§ PROBLEM TO SOLVE
All records must be quoted exactly. Omit the pictures.

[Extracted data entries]
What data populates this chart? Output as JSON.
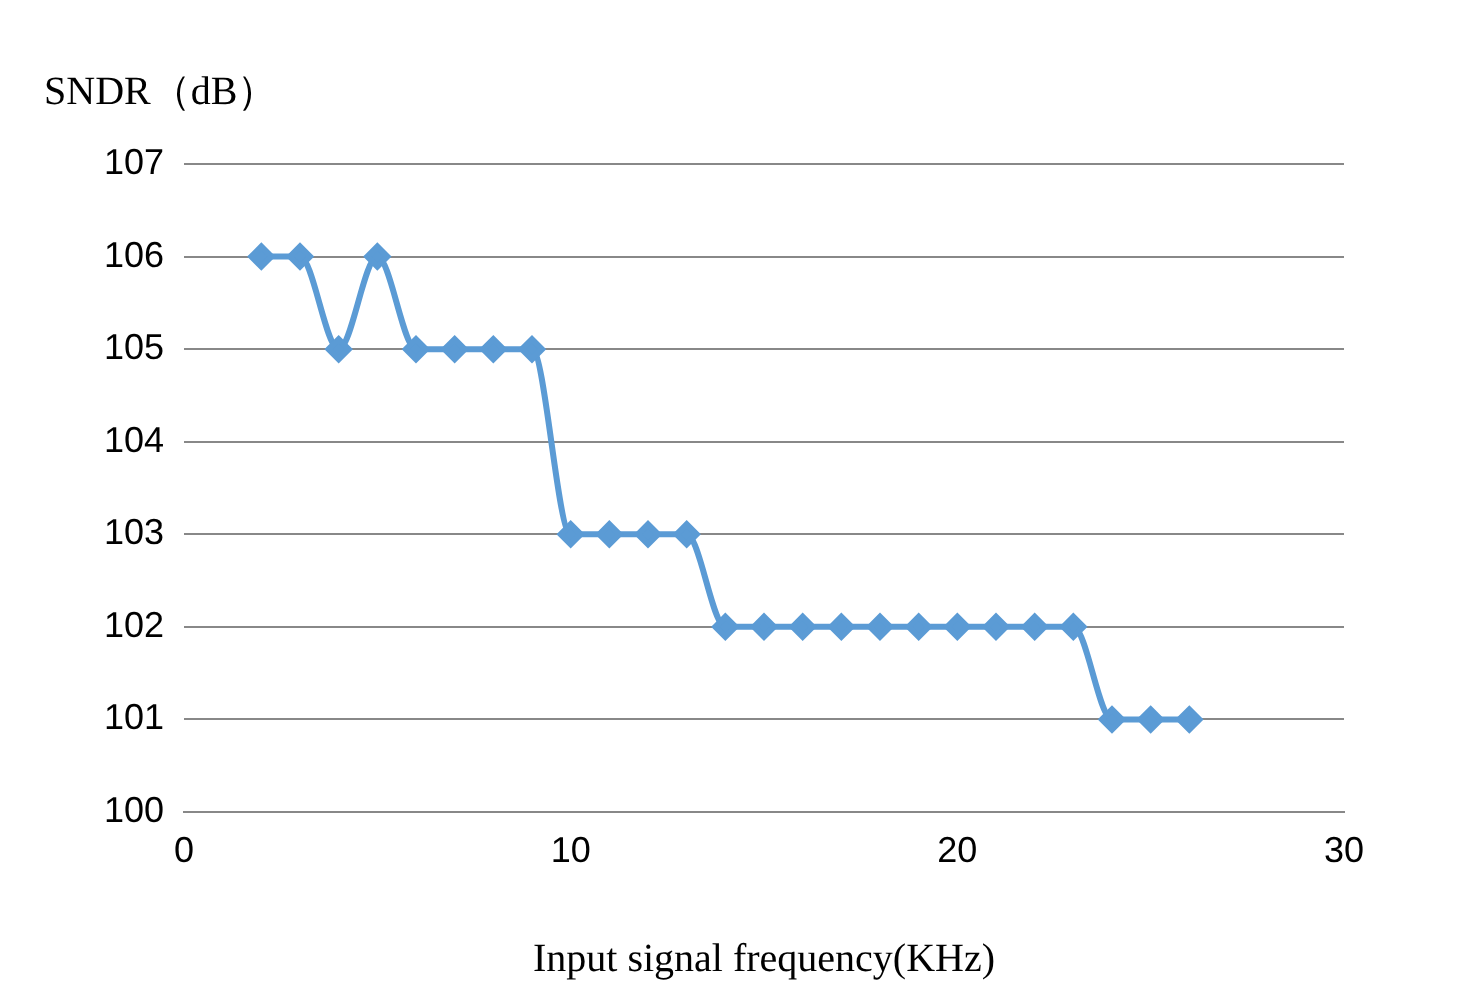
{
  "chart_data": {
    "type": "line",
    "xlabel": "Input signal frequency(KHz)",
    "ylabel": "SNDR（dB）",
    "x": [
      2,
      3,
      4,
      5,
      6,
      7,
      8,
      9,
      10,
      11,
      12,
      13,
      14,
      15,
      16,
      17,
      18,
      19,
      20,
      21,
      22,
      23,
      24,
      25,
      26
    ],
    "series": [
      {
        "color": "#5b9bd5",
        "values": [
          106,
          106,
          105,
          106,
          105,
          105,
          105,
          105,
          103,
          103,
          103,
          103,
          102,
          102,
          102,
          102,
          102,
          102,
          102,
          102,
          102,
          102,
          101,
          101,
          101
        ]
      }
    ],
    "xlim": [
      0,
      30
    ],
    "xticks": [
      0,
      10,
      20,
      30
    ],
    "ylim": [
      100,
      107
    ],
    "yticks": [
      100,
      101,
      102,
      103,
      104,
      105,
      106,
      107
    ],
    "grid": "y",
    "legend": false,
    "marker": "diamond",
    "line_style": "solid"
  }
}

§ RESPONSE
What data populates this chart? Output as JSON.
{
  "chart_data": {
    "type": "line",
    "xlabel": "Input signal frequency(KHz)",
    "ylabel": "SNDR（dB）",
    "x": [
      2,
      3,
      4,
      5,
      6,
      7,
      8,
      9,
      10,
      11,
      12,
      13,
      14,
      15,
      16,
      17,
      18,
      19,
      20,
      21,
      22,
      23,
      24,
      25,
      26
    ],
    "series": [
      {
        "color": "#5b9bd5",
        "values": [
          106,
          106,
          105,
          106,
          105,
          105,
          105,
          105,
          103,
          103,
          103,
          103,
          102,
          102,
          102,
          102,
          102,
          102,
          102,
          102,
          102,
          102,
          101,
          101,
          101
        ]
      }
    ],
    "xlim": [
      0,
      30
    ],
    "xticks": [
      0,
      10,
      20,
      30
    ],
    "ylim": [
      100,
      107
    ],
    "yticks": [
      100,
      101,
      102,
      103,
      104,
      105,
      106,
      107
    ],
    "grid": "y",
    "legend": false,
    "marker": "diamond",
    "line_style": "solid"
  }
}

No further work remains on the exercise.